• [Dataset content]:
.....

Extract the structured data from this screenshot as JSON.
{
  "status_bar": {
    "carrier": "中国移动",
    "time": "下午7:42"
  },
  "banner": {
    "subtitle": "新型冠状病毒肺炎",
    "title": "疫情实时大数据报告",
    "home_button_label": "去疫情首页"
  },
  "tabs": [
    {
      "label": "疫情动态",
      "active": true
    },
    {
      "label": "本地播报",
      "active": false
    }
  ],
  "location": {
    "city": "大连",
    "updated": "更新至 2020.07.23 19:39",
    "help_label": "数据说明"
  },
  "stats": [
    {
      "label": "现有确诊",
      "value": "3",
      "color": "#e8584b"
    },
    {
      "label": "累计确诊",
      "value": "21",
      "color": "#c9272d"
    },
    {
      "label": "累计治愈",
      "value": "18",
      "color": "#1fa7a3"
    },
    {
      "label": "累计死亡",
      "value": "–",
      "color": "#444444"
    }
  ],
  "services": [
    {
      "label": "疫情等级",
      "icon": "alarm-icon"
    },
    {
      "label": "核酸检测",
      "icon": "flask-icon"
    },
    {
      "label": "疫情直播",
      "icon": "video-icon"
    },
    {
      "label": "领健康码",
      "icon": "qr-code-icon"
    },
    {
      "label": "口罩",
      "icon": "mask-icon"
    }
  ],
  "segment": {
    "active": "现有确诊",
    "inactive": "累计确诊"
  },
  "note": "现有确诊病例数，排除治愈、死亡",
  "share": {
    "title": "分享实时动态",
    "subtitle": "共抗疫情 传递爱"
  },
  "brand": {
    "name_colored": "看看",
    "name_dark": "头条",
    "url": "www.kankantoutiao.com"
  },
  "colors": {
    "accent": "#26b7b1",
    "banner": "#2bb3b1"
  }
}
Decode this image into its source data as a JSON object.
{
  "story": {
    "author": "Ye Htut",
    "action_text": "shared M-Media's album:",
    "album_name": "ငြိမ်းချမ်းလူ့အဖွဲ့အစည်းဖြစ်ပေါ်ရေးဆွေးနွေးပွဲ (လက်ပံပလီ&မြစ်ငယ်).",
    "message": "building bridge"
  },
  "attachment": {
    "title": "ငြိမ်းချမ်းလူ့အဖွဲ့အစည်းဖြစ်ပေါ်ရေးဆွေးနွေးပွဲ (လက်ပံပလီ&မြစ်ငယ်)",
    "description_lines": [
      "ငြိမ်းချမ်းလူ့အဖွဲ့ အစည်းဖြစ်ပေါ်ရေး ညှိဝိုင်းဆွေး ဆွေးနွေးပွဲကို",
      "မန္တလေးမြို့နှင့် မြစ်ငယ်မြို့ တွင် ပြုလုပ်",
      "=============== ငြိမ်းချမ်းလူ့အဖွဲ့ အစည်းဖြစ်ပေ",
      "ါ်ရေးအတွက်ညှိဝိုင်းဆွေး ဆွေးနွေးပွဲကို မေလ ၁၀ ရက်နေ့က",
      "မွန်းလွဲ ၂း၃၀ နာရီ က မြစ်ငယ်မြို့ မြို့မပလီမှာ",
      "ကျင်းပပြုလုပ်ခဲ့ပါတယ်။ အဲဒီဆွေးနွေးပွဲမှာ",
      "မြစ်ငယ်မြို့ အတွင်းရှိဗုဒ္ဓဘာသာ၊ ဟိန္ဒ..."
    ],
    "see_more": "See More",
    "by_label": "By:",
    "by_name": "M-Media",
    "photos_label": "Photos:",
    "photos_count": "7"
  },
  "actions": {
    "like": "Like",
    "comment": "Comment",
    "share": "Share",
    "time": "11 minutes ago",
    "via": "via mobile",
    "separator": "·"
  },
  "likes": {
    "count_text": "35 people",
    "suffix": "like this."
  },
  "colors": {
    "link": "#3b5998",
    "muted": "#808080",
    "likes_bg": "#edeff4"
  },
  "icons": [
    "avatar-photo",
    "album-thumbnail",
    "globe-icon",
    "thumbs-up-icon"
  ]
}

.....

• [Task objective]: Each record should come back exactly as written.

• [Full solution]:
Extract the structured data from this screenshot as JSON.
{
  "status_bar": {
    "carrier": "中国移动",
    "time": "下午7:42"
  },
  "banner": {
    "subtitle": "新型冠状病毒肺炎",
    "title": "疫情实时大数据报告",
    "home_button_label": "去疫情首页"
  },
  "tabs": [
    {
      "label": "疫情动态",
      "active": true
    },
    {
      "label": "本地播报",
      "active": false
    }
  ],
  "location": {
    "city": "大连",
    "updated": "更新至 2020.07.23 19:39",
    "help_label": "数据说明"
  },
  "stats": [
    {
      "label": "现有确诊",
      "value": "3",
      "color": "#e8584b"
    },
    {
      "label": "累计确诊",
      "value": "21",
      "color": "#c9272d"
    },
    {
      "label": "累计治愈",
      "value": "18",
      "color": "#1fa7a3"
    },
    {
      "label": "累计死亡",
      "value": "–",
      "color": "#444444"
    }
  ],
  "services": [
    {
      "label": "疫情等级",
      "icon": "alarm-icon"
    },
    {
      "label": "核酸检测",
      "icon": "flask-icon"
    },
    {
      "label": "疫情直播",
      "icon": "video-icon"
    },
    {
      "label": "领健康码",
      "icon": "qr-code-icon"
    },
    {
      "label": "口罩",
      "icon": "mask-icon"
    }
  ],
  "segment": {
    "active": "现有确诊",
    "inactive": "累计确诊"
  },
  "note": "现有确诊病例数，排除治愈、死亡",
  "share": {
    "title": "分享实时动态",
    "subtitle": "共抗疫情 传递爱"
  },
  "brand": {
    "name_colored": "看看",
    "name_dark": "头条",
    "url": "www.kankantoutiao.com"
  },
  "colors": {
    "accent": "#26b7b1",
    "banner": "#2bb3b1"
  }
}
Decode this image into its source data as a JSON object.
{
  "story": {
    "author": "Ye Htut",
    "action_text": "shared M-Media's album:",
    "album_name": "ငြိမ်းချမ်းလူ့အဖွဲ့အစည်းဖြစ်ပေါ်ရေးဆွေးနွေးပွဲ (လက်ပံပလီ&မြစ်ငယ်).",
    "message": "building bridge"
  },
  "attachment": {
    "title": "ငြိမ်းချမ်းလူ့အဖွဲ့အစည်းဖြစ်ပေါ်ရေးဆွေးနွေးပွဲ (လက်ပံပလီ&မြစ်ငယ်)",
    "description_lines": [
      "ငြိမ်းချမ်းလူ့အဖွဲ့ အစည်းဖြစ်ပေါ်ရေး ညှိဝိုင်းဆွေး ဆွေးနွေးပွဲကို",
      "မန္တလေးမြို့နှင့် မြစ်ငယ်မြို့ တွင် ပြုလုပ်",
      "=============== ငြိမ်းချမ်းလူ့အဖွဲ့ အစည်းဖြစ်ပေ",
      "ါ်ရေးအတွက်ညှိဝိုင်းဆွေး ဆွေးနွေးပွဲကို မေလ ၁၀ ရက်နေ့က",
      "မွန်းလွဲ ၂း၃၀ နာရီ က မြစ်ငယ်မြို့ မြို့မပလီမှာ",
      "ကျင်းပပြုလုပ်ခဲ့ပါတယ်။ အဲဒီဆွေးနွေးပွဲမှာ",
      "မြစ်ငယ်မြို့ အတွင်းရှိဗုဒ္ဓဘာသာ၊ ဟိန္ဒ..."
    ],
    "see_more": "See More",
    "by_label": "By:",
    "by_name": "M-Media",
    "photos_label": "Photos:",
    "photos_count": "7"
  },
  "actions": {
    "like": "Like",
    "comment": "Comment",
    "share": "Share",
    "time": "11 minutes ago",
    "via": "via mobile",
    "separator": "·"
  },
  "likes": {
    "count_text": "35 people",
    "suffix": "like this."
  },
  "colors": {
    "link": "#3b5998",
    "muted": "#808080",
    "likes_bg": "#edeff4"
  },
  "icons": [
    "avatar-photo",
    "album-thumbnail",
    "globe-icon",
    "thumbs-up-icon"
  ]
}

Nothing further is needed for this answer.